Excerpt to read:
Monday, November 24, 2014

Editors of the ABA Journal announced today the selection of Cultural Heritage Lawyer as one of its top 100 best blogs.

Now that the editors have made their picks, the ABA Journal is asking readers to weigh in and vote for their favorites in each of the 8th Annual Blawg 100’s thirteen categories.

Click here to register and vote. Vote for CHL in the "Niche" blog category. Voting ends at close of business on Dec. 19, 2014.

CHL is grateful for the honor. Many thanks go to the blog's loyal readers, who make about 15,000 page views per month.

ABA Journal Editor and Publisher Allen Pusey remarked that law blogs play a crucial role in today's legal media landscape, explaining, “While traditional media sources often break news, law blogs dive deeper to offer insight into what the news means for clients, the legal profession and the public. And the ones on our list are well-written and, more often than not, entertaining.”

The ABA Journal is the flagship magazine of the American Bar Association, which is read by half of the nation’s 1.1 million lawyers every month. It features a directory of more than 4,000 lawyer blogs.

Text copyrighted 2014 by Cultural Heritage Lawyer. Blog url: Any unauthorized reproduction or retransmission of this post without the express written consent of CHL is prohibited.

Monday, November 17, 2014

The fight to preserve our common cultural heritage, as well as to deny extremists such as ISIL [Islamic State in Iraq and Syria] resources from the sale of blood antiquities, is yet another front on the global war against terror." proclaimed Congressman Chris Smith (R-N.J.-4) in a press statement issued last week.

Congressmen Eliot Engel and Chris Smith, sponsors of the
Protect and Preserve International Cultural Property Act.
Rep. Smith, together with Rep. Eliot Engel (D-N.Y.-16), introduced the Protect and Preserve International Cultural Property Act (H.R. 5703) in the U.S. House of Representatives on Thursday. The bill would create a cultural property protection czar and set up import restrictions to prevent looted and smuggled Syrian heritage material from crossing America's borders.

Rep. Engel, the lead sponsor of the bill, emphasized its importance: “Since World War II, the United States has been a leader in protecting cultural property. Today, ISIL and other terrorist organizations have found a lucrative source of revenue in artifacts they traffic out of areas of conflict. America must respond by denying terrorists and criminals the ability to profit from instability by looting the world of its greatest treasures.”

The proposed legislation would advance four articulated U.S. policy goals designed to
(1) protect and preserve international cultural property at risk of destruction due to political instability, armed conflict, or natural or other disasters;
(2) protect international cultural property pursuant to its obligations under the 1954 Hague Convention for the Protection of Cultural Property in the Event of Armed Conflict and customary international law in all conflicts to which the United States is a party; 
(3) prevent, in accordance with existing laws, importation of cultural property pillaged, looted, or stolen during political instability, armed conflict, or natural or other disasters; and 
(4) ensure that existing laws and regulations, including import restrictions imposed through the Office of Foreign Asset Control (OFAC) of the Department of the Treasury, are fully implemented to prevent the trafficking in stolen or looted cultural property.

What to do:
• 1. Decide whether each statement agrees with the Cultural Heritage Lawyer posts, answering yes or no and quoting the words that settle it: (a) Blawg 100 voting closes on Dec. 19, 2014; (b) the blog draws about 50,000 page views per month; (c) Rep. Smith is the lead sponsor of H.R. 5703.
• 2. According to the Cultural Heritage Lawyer posts, how many lawyer blogs are listed in the ABA Journal's directory?
• 3. Please supply the next part of the Cultural Heritage Lawyer posts, picking up right after the fourth policy goal of the bill.
The data has no connection to the Cultural Heritage Lawyer posts.

Recorded data:
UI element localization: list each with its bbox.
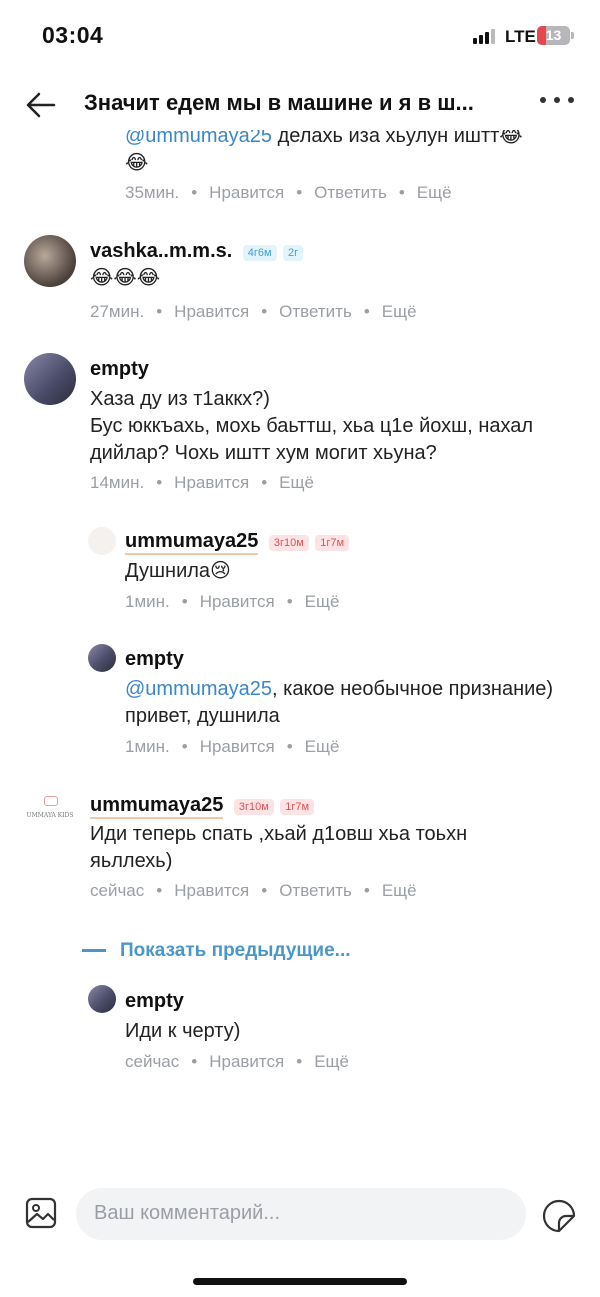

Written responses:
• 1.
(a) Yes: "Voting ends at close of business on Dec. 19, 2014."
(b) No: "who make about 15,000 page views per month."
(c) No: "Rep. Engel, the lead sponsor of the bill"

• 2. More than 4,000 lawyer blogs.

• 3.
To promote these objectives, the lawmakers want the White House to appoint a Coordinator for International Cultural Property Protection who will
(1) coordinate and promote efforts to address international cultural property protection activities that involve multiple Federal agencies, including diplomatic activities, military activities, law enforcement activities, import restrictions, and the work of the Cultural Antiquities Task Force established pursuant to the Consolidated Appropriations Act, 2004 (Public Law 108-199); 
(2) submit to the appropriate congressional committees an annual report on interagency efforts to protect international cultural property based on information required under section 5 of this Act; 
(3) provide policy recommendations, if necessary; 
(4) resolve interagency differences in a timely, efficient, and effective manner; and 
(5) work and consult with domestic and international actors such as foreign governments, nongovernmental organizations, museums, educational institutions, research institutions, and the U.S. Committee of the Blue Shield on efforts to promote and protect international cultural property.
Under the terms of the legislative proposal, the Secretary of State, Attorney General, Secretary of Defense, and United States Agency for International Development Administrator would be required to submit reports to the cultural property protection czar that describe each department’s efforts to protect cultural property from the threats of armed conflict, political unrest, crime, construction activities, and natural disaster.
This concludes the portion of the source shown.